Count only the lines of the records that hold "TOTAL", then give the number without any other words.

··· INFORMATION SUPPLIED ···

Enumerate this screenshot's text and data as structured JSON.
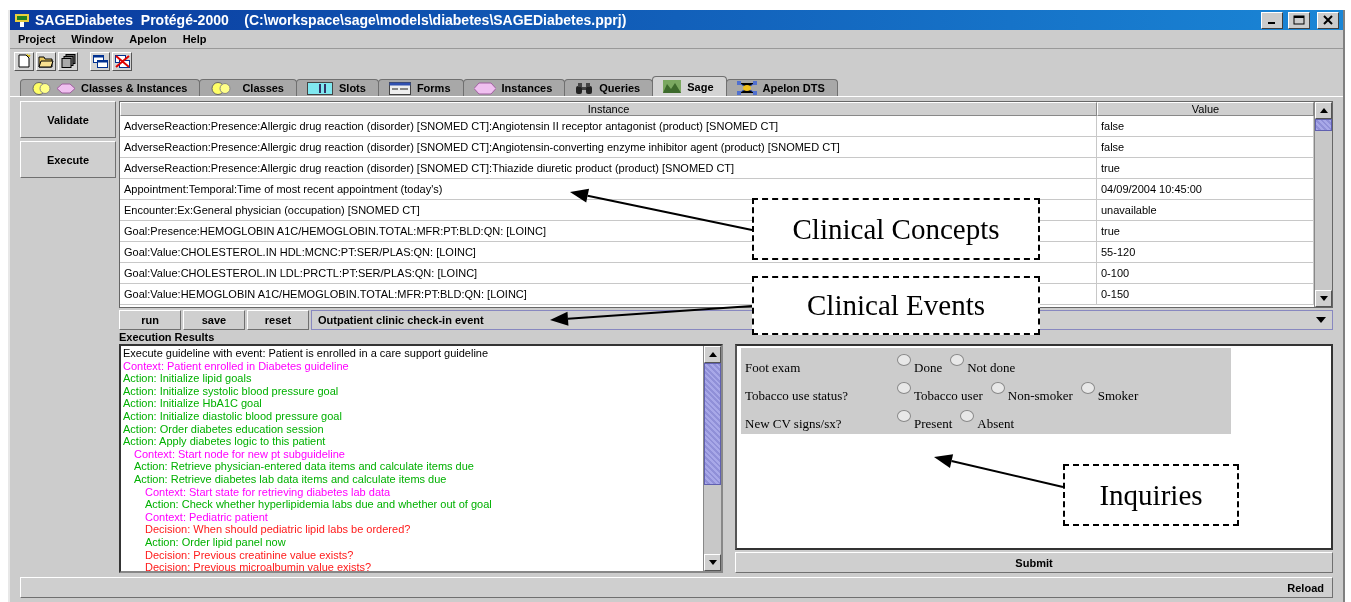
{
  "window": {
    "title": "SAGEDiabetes  Protégé-2000    (C:\\workspace\\sage\\models\\diabetes\\SAGEDiabetes.pprj)"
  },
  "menu": [
    "Project",
    "Window",
    "Apelon",
    "Help"
  ],
  "tabs": [
    {
      "label": "Classes & Instances",
      "selected": false
    },
    {
      "label": "Classes",
      "selected": false
    },
    {
      "label": "Slots",
      "selected": false
    },
    {
      "label": "Forms",
      "selected": false
    },
    {
      "label": "Instances",
      "selected": false
    },
    {
      "label": "Queries",
      "selected": false
    },
    {
      "label": "Sage",
      "selected": true
    },
    {
      "label": "Apelon DTS",
      "selected": false
    }
  ],
  "side_buttons": [
    "Validate",
    "Execute"
  ],
  "table": {
    "columns": [
      "Instance",
      "Value"
    ],
    "rows": [
      {
        "instance": "AdverseReaction:Presence:Allergic drug reaction (disorder) [SNOMED CT]:Angiotensin II receptor antagonist (product) [SNOMED CT]",
        "value": "false"
      },
      {
        "instance": "AdverseReaction:Presence:Allergic drug reaction (disorder) [SNOMED CT]:Angiotensin-converting enzyme inhibitor agent (product) [SNOMED CT]",
        "value": "false"
      },
      {
        "instance": "AdverseReaction:Presence:Allergic drug reaction (disorder) [SNOMED CT]:Thiazide diuretic product (product) [SNOMED CT]",
        "value": "true"
      },
      {
        "instance": "Appointment:Temporal:Time of most recent appointment (today's)",
        "value": "04/09/2004 10:45:00"
      },
      {
        "instance": "Encounter:Ex:General physician (occupation) [SNOMED CT]",
        "value": "unavailable"
      },
      {
        "instance": "Goal:Presence:HEMOGLOBIN A1C/HEMOGLOBIN.TOTAL:MFR:PT:BLD:QN: [LOINC]",
        "value": "true"
      },
      {
        "instance": "Goal:Value:CHOLESTEROL.IN HDL:MCNC:PT:SER/PLAS:QN: [LOINC]",
        "value": "55-120"
      },
      {
        "instance": "Goal:Value:CHOLESTEROL.IN LDL:PRCTL:PT:SER/PLAS:QN: [LOINC]",
        "value": "0-100"
      },
      {
        "instance": "Goal:Value:HEMOGLOBIN A1C/HEMOGLOBIN.TOTAL:MFR:PT:BLD:QN: [LOINC]",
        "value": "0-150"
      }
    ]
  },
  "run_buttons": [
    "run",
    "save",
    "reset"
  ],
  "event_select": {
    "value": "Outpatient clinic check-in event"
  },
  "results": {
    "title": "Execution Results",
    "lines": [
      {
        "kind": "event",
        "text": "Execute guideline with event: Patient is enrolled in a care support guideline"
      },
      {
        "kind": "context",
        "text": "Context: Patient enrolled in Diabetes guideline"
      },
      {
        "kind": "action",
        "text": "Action: Initialize lipid goals"
      },
      {
        "kind": "action",
        "text": "Action: Initialize systolic blood pressure goal"
      },
      {
        "kind": "action",
        "text": "Action: Initialize HbA1C goal"
      },
      {
        "kind": "action",
        "text": "Action: Initialize diastolic blood pressure goal"
      },
      {
        "kind": "action",
        "text": "Action: Order diabetes education session"
      },
      {
        "kind": "action",
        "text": "Action: Apply diabetes logic to this patient",
        "children": [
          {
            "kind": "context",
            "text": "Context: Start node for new pt subguideline"
          },
          {
            "kind": "action",
            "text": "Action: Retrieve physician-entered data items and calculate items due"
          },
          {
            "kind": "action",
            "text": "Action: Retrieve diabetes lab data items and calculate items due",
            "children": [
              {
                "kind": "context",
                "text": "Context: Start state for retrieving diabetes lab data"
              },
              {
                "kind": "action",
                "text": "Action: Check whether hyperlipidemia labs due and whether out of goal"
              },
              {
                "kind": "context",
                "text": "Context: Pediatric patient"
              },
              {
                "kind": "decision",
                "text": "Decision: When should pediatric lipid labs be ordered?"
              },
              {
                "kind": "action",
                "text": "Action: Order lipid panel now"
              },
              {
                "kind": "decision",
                "text": "Decision: Previous creatinine value exists?"
              },
              {
                "kind": "decision",
                "text": "Decision: Previous microalbumin value exists?"
              }
            ]
          }
        ]
      }
    ]
  },
  "inquiries": [
    {
      "question": "Foot exam",
      "options": [
        {
          "label": "Done",
          "selected": false
        },
        {
          "label": "Not done",
          "selected": false
        }
      ]
    },
    {
      "question": "Tobacco use status?",
      "options": [
        {
          "label": "Tobacco user",
          "selected": false
        },
        {
          "label": "Non-smoker",
          "selected": false
        },
        {
          "label": "Smoker",
          "selected": false
        }
      ]
    },
    {
      "question": "New CV signs/sx?",
      "options": [
        {
          "label": "Present",
          "selected": false
        },
        {
          "label": "Absent",
          "selected": false
        }
      ]
    }
  ],
  "submit_button": "Submit",
  "reload_button": "Reload",
  "annotations": [
    "Clinical Concepts",
    "Clinical Events",
    "Inquiries"
  ]
}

···

▶ **REPLY TO THE EXERCISE**
2